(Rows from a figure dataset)
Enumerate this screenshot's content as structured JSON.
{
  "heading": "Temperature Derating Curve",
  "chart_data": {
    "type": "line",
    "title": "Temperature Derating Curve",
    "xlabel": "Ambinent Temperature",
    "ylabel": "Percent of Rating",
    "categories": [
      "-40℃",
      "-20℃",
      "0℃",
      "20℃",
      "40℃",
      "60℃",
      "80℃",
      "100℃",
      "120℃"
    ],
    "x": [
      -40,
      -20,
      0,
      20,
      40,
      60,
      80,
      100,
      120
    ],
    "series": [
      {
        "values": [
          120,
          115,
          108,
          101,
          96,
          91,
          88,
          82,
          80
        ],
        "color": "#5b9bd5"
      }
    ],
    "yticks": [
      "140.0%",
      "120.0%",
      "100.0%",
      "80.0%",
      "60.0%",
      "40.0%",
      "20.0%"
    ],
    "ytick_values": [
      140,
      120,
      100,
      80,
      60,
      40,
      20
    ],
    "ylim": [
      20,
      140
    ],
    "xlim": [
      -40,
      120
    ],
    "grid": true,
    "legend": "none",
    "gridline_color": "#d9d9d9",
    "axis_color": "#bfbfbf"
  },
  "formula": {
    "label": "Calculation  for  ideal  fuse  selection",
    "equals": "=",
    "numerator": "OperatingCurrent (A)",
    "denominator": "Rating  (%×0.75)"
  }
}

#### [Given instruction]
All lines above containing the string "Temperature" are to be collected.

#### [Expected output]
  "heading": "Temperature Derating Curve",
    "title": "Temperature Derating Curve",
    "xlabel": "Ambinent Temperature",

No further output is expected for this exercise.